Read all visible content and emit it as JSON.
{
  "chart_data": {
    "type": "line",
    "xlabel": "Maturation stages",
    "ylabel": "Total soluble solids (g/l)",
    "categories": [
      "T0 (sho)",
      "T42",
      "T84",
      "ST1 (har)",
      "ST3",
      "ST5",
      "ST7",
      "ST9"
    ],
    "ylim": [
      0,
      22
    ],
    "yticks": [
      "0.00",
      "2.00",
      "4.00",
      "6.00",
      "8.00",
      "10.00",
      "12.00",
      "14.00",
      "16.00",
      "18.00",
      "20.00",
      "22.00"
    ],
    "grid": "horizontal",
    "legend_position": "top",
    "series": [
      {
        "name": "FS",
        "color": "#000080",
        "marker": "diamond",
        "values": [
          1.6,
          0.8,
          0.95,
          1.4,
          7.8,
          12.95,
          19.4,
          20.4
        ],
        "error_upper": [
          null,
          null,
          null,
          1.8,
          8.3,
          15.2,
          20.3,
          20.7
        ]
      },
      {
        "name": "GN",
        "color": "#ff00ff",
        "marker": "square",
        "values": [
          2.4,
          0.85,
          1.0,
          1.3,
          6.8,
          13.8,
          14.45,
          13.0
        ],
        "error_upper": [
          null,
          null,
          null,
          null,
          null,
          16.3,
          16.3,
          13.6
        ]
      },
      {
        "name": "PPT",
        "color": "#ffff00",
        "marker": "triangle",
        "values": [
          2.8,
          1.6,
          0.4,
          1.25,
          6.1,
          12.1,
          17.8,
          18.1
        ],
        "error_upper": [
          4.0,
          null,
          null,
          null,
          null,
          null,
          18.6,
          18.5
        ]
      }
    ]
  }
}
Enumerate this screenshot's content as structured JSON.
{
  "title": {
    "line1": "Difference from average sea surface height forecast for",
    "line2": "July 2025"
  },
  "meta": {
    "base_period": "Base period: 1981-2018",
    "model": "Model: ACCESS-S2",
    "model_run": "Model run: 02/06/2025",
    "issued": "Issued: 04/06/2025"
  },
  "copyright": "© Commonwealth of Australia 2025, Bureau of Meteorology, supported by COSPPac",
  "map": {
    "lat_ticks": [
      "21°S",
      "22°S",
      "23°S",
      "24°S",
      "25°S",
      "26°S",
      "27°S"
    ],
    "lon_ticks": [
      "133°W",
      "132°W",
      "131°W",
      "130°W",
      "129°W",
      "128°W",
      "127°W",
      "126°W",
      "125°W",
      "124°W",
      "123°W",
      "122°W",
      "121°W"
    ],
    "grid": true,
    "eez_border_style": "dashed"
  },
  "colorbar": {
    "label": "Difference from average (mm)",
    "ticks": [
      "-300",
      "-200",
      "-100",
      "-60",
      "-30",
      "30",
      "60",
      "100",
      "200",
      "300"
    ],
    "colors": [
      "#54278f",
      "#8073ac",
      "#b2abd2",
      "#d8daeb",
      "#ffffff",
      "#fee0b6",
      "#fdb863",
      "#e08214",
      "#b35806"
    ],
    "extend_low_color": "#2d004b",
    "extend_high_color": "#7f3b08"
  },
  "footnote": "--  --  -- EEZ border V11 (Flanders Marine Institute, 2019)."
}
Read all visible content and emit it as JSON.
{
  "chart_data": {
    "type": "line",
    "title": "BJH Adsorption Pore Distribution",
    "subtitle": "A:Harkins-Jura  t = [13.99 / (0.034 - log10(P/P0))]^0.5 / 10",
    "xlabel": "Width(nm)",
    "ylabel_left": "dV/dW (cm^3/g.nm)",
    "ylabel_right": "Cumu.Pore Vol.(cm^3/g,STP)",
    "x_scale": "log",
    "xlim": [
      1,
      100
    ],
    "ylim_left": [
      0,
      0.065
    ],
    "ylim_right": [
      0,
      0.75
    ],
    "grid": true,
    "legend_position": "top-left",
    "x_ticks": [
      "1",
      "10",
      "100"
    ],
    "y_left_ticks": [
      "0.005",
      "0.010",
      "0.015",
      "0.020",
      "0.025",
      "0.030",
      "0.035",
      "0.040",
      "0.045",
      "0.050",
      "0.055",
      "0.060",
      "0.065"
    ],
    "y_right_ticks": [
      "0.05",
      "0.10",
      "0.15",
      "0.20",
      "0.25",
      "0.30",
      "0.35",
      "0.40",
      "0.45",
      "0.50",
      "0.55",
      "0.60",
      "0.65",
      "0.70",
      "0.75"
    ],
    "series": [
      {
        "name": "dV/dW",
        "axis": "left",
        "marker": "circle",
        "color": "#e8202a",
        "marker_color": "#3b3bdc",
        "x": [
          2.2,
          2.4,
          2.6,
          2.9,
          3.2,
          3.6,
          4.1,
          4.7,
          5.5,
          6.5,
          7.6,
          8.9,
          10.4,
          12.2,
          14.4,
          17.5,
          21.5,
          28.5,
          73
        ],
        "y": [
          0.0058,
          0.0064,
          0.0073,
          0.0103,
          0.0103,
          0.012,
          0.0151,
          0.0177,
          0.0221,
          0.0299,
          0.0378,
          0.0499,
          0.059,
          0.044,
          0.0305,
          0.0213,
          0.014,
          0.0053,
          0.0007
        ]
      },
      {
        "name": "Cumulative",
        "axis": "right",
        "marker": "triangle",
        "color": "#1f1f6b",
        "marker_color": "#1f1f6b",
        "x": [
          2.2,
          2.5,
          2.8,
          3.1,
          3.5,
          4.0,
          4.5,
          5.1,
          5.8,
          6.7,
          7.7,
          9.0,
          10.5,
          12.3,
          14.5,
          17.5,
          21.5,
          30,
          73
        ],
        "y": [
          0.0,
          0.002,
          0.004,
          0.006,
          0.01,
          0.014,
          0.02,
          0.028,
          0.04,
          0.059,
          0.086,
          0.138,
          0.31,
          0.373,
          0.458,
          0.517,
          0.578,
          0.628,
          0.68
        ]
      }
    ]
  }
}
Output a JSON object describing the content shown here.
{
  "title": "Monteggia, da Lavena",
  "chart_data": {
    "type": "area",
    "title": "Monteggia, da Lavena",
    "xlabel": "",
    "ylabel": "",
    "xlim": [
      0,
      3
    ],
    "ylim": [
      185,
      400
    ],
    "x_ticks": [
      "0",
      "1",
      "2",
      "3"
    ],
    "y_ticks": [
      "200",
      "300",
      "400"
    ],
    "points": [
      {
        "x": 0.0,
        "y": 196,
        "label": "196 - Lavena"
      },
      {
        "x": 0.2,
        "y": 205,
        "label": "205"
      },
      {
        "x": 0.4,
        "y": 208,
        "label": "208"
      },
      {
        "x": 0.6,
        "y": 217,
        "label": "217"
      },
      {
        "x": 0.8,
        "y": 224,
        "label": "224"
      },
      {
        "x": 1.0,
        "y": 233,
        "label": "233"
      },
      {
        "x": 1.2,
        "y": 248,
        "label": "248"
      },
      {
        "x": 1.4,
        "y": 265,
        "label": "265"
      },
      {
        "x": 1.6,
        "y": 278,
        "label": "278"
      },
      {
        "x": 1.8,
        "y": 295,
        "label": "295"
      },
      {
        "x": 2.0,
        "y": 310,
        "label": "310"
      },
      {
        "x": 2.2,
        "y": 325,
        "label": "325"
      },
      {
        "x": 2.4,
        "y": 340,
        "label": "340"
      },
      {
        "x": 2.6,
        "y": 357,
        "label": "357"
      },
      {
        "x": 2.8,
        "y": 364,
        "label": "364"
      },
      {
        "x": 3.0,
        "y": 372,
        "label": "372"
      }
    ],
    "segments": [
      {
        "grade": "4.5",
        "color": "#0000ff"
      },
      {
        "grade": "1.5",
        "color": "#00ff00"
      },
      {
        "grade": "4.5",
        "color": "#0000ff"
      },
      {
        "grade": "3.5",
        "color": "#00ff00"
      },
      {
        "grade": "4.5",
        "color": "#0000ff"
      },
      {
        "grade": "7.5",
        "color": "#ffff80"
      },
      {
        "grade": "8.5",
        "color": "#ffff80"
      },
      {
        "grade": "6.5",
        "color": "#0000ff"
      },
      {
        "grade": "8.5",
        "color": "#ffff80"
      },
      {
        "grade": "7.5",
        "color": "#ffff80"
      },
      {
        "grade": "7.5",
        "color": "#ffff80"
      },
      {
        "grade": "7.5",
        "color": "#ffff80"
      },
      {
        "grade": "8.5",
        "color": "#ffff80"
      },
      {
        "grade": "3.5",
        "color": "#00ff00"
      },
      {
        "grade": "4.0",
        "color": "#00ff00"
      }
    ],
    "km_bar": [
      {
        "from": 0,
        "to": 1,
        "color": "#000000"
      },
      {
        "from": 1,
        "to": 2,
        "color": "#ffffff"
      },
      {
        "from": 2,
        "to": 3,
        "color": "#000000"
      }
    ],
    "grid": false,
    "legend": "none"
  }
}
━━━━━━━━━━
#### Task statement
Where a line above contains the word "Pore", copy that line.

#### Written solution
    "title": "BJH Adsorption Pore Distribution",
    "ylabel_right": "Cumu.Pore Vol.(cm^3/g,STP)",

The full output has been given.